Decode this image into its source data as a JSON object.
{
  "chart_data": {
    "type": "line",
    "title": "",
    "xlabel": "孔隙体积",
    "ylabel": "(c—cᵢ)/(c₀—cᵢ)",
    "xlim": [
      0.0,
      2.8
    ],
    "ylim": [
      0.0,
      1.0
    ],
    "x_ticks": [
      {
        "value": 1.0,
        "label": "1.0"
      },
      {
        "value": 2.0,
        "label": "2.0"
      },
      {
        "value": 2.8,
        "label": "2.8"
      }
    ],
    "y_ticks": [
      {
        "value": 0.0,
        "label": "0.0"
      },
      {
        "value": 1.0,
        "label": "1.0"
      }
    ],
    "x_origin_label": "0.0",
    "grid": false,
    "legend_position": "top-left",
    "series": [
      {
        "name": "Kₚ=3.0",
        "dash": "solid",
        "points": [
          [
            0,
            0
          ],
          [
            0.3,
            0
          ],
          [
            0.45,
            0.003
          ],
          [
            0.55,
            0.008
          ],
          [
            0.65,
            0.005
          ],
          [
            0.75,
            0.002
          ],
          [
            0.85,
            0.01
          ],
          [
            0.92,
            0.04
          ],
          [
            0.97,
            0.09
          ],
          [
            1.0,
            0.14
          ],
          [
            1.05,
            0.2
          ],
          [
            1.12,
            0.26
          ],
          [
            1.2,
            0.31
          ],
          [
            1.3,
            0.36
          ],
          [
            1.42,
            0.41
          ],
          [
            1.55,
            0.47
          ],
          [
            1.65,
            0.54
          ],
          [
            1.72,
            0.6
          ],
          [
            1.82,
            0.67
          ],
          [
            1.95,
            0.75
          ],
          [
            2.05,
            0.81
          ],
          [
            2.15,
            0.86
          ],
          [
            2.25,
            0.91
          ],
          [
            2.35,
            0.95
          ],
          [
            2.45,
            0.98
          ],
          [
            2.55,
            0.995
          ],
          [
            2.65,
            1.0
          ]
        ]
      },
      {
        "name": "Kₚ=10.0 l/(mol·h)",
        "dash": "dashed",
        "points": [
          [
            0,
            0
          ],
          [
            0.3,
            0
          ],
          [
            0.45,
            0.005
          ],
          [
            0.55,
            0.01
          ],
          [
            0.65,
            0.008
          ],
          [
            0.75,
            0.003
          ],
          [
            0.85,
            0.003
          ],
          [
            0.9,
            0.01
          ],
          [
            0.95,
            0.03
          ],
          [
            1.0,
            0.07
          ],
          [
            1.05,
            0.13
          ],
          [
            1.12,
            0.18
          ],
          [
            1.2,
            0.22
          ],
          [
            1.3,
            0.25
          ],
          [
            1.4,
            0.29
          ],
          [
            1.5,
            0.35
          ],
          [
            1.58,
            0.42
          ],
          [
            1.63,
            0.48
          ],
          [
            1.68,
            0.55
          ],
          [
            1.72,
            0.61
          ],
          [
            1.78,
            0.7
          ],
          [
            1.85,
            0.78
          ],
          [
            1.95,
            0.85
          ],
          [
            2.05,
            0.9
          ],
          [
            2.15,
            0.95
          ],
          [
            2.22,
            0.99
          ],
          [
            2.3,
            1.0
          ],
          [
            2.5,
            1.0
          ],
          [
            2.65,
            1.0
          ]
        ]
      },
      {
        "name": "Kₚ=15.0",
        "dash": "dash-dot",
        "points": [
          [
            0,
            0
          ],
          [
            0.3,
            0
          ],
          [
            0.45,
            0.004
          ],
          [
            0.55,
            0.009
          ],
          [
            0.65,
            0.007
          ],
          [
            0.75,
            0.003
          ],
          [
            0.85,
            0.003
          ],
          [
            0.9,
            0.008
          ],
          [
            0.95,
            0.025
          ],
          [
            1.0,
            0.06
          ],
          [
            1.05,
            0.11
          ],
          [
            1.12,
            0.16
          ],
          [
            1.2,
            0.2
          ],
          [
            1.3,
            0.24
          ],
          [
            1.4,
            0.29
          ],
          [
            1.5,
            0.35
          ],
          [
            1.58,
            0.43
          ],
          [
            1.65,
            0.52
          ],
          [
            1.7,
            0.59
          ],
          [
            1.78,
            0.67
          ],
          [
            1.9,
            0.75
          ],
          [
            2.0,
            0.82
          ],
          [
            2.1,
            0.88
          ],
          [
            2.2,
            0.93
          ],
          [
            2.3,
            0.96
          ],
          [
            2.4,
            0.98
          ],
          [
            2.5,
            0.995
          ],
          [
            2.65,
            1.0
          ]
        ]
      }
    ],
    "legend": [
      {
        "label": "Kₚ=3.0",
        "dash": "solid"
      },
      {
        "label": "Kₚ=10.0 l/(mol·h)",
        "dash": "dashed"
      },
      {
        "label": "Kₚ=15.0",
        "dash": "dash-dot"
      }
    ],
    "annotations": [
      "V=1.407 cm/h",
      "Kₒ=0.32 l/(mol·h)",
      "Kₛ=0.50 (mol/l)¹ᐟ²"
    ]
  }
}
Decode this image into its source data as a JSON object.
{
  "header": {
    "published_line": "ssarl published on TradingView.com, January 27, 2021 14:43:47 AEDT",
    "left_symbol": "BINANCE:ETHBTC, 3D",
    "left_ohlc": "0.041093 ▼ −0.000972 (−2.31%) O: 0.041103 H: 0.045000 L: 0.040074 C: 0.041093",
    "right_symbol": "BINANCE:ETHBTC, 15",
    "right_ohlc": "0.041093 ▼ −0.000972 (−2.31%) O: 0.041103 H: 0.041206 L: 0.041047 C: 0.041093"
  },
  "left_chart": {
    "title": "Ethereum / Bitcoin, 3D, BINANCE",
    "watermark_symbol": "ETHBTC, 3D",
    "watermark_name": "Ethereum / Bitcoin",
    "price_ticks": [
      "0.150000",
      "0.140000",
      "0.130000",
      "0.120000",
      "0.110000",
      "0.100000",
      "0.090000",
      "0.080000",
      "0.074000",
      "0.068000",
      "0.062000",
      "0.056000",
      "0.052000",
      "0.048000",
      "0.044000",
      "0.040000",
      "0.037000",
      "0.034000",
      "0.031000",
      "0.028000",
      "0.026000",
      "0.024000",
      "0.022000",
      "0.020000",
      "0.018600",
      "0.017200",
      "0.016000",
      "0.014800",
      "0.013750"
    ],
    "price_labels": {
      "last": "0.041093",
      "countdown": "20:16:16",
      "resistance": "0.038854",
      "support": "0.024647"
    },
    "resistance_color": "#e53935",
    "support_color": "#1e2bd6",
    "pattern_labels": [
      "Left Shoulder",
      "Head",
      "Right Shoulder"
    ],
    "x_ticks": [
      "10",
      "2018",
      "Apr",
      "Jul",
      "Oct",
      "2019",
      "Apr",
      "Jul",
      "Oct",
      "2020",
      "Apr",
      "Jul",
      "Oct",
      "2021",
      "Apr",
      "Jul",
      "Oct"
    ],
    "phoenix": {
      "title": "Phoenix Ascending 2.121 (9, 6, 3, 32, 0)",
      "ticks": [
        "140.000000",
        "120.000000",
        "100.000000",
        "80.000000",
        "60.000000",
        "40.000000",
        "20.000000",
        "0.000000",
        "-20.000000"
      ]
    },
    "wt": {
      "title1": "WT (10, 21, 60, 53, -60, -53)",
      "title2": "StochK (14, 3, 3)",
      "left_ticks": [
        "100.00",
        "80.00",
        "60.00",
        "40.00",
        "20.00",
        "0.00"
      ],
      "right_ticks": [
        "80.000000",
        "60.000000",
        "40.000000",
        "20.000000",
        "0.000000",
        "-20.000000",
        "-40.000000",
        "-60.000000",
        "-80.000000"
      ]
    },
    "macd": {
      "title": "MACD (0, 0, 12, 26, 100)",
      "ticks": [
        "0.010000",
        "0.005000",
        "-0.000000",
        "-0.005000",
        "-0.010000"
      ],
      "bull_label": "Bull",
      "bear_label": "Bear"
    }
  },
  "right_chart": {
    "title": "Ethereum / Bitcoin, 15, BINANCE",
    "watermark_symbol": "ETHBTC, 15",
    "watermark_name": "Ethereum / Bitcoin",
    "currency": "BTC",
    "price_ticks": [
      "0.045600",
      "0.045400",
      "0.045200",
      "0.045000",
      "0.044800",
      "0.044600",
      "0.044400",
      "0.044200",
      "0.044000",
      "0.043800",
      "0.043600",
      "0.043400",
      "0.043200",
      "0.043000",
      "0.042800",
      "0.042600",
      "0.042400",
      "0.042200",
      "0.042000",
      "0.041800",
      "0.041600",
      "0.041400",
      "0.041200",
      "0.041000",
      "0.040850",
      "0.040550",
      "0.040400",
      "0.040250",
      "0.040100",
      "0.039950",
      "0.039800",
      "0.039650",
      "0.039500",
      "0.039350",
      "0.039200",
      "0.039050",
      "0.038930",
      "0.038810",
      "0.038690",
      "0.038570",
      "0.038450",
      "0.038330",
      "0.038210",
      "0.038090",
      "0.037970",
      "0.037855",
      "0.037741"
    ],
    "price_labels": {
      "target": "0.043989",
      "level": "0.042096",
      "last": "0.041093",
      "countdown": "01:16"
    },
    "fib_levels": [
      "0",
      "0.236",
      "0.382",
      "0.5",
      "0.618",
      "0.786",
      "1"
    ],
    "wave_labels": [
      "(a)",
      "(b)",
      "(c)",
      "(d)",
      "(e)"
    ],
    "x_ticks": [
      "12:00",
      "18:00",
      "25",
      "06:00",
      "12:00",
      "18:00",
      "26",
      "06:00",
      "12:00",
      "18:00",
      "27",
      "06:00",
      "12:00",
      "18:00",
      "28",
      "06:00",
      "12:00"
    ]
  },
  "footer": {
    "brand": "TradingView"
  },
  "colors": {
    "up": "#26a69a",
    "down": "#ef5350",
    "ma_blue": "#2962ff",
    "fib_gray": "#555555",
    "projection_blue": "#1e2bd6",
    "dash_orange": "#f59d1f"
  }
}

******

- _WHAT IS ASKED_: Return each line with "value".

- _TASK RESULT_:
        "value": 1.0,
        "value": 2.0,
        "value": 2.8,
        "value": 0.0,
        "value": 1.0,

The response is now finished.